▶ Problem to solve
Transcribe the records below exactly as they appear, omitting any pictures.

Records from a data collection
· · · · ·
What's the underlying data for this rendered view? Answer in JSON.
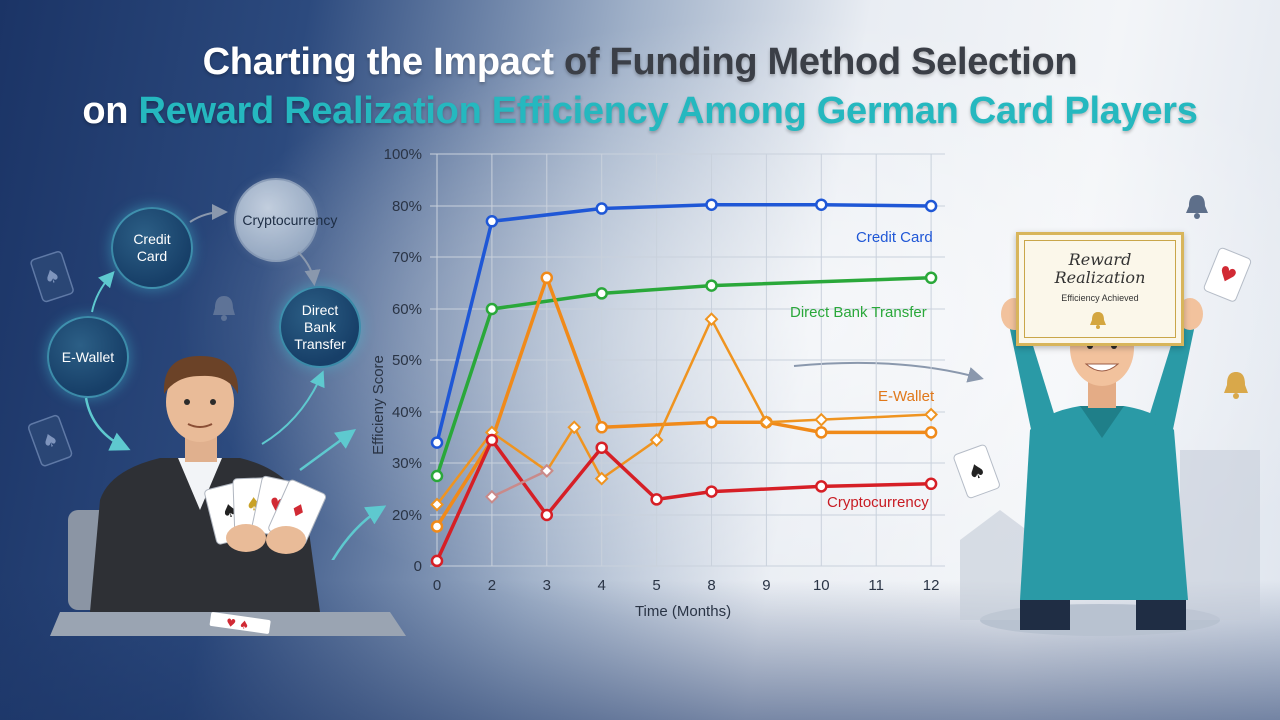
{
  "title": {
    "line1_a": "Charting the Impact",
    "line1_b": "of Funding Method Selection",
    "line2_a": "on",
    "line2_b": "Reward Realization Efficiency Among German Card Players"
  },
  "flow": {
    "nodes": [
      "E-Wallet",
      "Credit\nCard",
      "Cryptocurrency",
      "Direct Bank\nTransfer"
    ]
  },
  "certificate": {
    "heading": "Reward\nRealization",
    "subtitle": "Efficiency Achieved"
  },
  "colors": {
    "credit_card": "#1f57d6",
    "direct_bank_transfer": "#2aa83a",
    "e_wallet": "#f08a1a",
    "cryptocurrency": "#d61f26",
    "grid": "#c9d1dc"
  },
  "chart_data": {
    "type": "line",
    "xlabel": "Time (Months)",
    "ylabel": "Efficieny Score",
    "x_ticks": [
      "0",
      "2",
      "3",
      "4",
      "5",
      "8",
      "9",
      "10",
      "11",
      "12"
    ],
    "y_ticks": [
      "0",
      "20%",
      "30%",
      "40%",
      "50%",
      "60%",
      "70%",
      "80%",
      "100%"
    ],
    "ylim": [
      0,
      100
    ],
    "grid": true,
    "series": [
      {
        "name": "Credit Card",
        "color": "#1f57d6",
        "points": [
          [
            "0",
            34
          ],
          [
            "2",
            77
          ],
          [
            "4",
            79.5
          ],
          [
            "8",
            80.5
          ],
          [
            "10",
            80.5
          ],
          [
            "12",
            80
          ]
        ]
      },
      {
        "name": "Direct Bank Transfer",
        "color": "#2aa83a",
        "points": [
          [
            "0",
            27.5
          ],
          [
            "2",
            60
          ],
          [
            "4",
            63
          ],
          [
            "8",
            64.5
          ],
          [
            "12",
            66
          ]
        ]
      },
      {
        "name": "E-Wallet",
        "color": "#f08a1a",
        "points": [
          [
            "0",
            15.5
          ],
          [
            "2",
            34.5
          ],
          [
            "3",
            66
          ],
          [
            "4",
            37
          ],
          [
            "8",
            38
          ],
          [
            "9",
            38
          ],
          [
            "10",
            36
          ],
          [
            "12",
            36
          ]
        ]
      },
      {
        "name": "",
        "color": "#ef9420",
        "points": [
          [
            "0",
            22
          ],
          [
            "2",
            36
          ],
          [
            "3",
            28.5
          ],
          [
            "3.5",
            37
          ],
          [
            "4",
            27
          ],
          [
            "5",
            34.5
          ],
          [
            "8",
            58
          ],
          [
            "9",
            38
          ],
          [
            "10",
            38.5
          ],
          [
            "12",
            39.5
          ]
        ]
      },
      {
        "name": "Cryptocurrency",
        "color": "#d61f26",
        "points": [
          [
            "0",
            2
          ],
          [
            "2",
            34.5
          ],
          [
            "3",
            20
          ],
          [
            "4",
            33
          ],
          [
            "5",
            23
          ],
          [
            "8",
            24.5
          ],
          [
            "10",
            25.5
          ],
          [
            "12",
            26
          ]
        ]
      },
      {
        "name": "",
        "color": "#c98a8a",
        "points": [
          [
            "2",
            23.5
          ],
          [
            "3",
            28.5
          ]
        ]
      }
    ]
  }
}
· · · · ·
▶ The answer
What's the underlying data for this rendered view? Answer in JSON.
{
  "title": {
    "line1_a": "Charting the Impact",
    "line1_b": "of Funding Method Selection",
    "line2_a": "on",
    "line2_b": "Reward Realization Efficiency Among German Card Players"
  },
  "flow": {
    "nodes": [
      "E-Wallet",
      "Credit\nCard",
      "Cryptocurrency",
      "Direct Bank\nTransfer"
    ]
  },
  "certificate": {
    "heading": "Reward\nRealization",
    "subtitle": "Efficiency Achieved"
  },
  "colors": {
    "credit_card": "#1f57d6",
    "direct_bank_transfer": "#2aa83a",
    "e_wallet": "#f08a1a",
    "cryptocurrency": "#d61f26",
    "grid": "#c9d1dc"
  },
  "chart_data": {
    "type": "line",
    "xlabel": "Time (Months)",
    "ylabel": "Efficieny Score",
    "x_ticks": [
      "0",
      "2",
      "3",
      "4",
      "5",
      "8",
      "9",
      "10",
      "11",
      "12"
    ],
    "y_ticks": [
      "0",
      "20%",
      "30%",
      "40%",
      "50%",
      "60%",
      "70%",
      "80%",
      "100%"
    ],
    "ylim": [
      0,
      100
    ],
    "grid": true,
    "series": [
      {
        "name": "Credit Card",
        "color": "#1f57d6",
        "points": [
          [
            "0",
            34
          ],
          [
            "2",
            77
          ],
          [
            "4",
            79.5
          ],
          [
            "8",
            80.5
          ],
          [
            "10",
            80.5
          ],
          [
            "12",
            80
          ]
        ]
      },
      {
        "name": "Direct Bank Transfer",
        "color": "#2aa83a",
        "points": [
          [
            "0",
            27.5
          ],
          [
            "2",
            60
          ],
          [
            "4",
            63
          ],
          [
            "8",
            64.5
          ],
          [
            "12",
            66
          ]
        ]
      },
      {
        "name": "E-Wallet",
        "color": "#f08a1a",
        "points": [
          [
            "0",
            15.5
          ],
          [
            "2",
            34.5
          ],
          [
            "3",
            66
          ],
          [
            "4",
            37
          ],
          [
            "8",
            38
          ],
          [
            "9",
            38
          ],
          [
            "10",
            36
          ],
          [
            "12",
            36
          ]
        ]
      },
      {
        "name": "",
        "color": "#ef9420",
        "points": [
          [
            "0",
            22
          ],
          [
            "2",
            36
          ],
          [
            "3",
            28.5
          ],
          [
            "3.5",
            37
          ],
          [
            "4",
            27
          ],
          [
            "5",
            34.5
          ],
          [
            "8",
            58
          ],
          [
            "9",
            38
          ],
          [
            "10",
            38.5
          ],
          [
            "12",
            39.5
          ]
        ]
      },
      {
        "name": "Cryptocurrency",
        "color": "#d61f26",
        "points": [
          [
            "0",
            2
          ],
          [
            "2",
            34.5
          ],
          [
            "3",
            20
          ],
          [
            "4",
            33
          ],
          [
            "5",
            23
          ],
          [
            "8",
            24.5
          ],
          [
            "10",
            25.5
          ],
          [
            "12",
            26
          ]
        ]
      },
      {
        "name": "",
        "color": "#c98a8a",
        "points": [
          [
            "2",
            23.5
          ],
          [
            "3",
            28.5
          ]
        ]
      }
    ]
  }
}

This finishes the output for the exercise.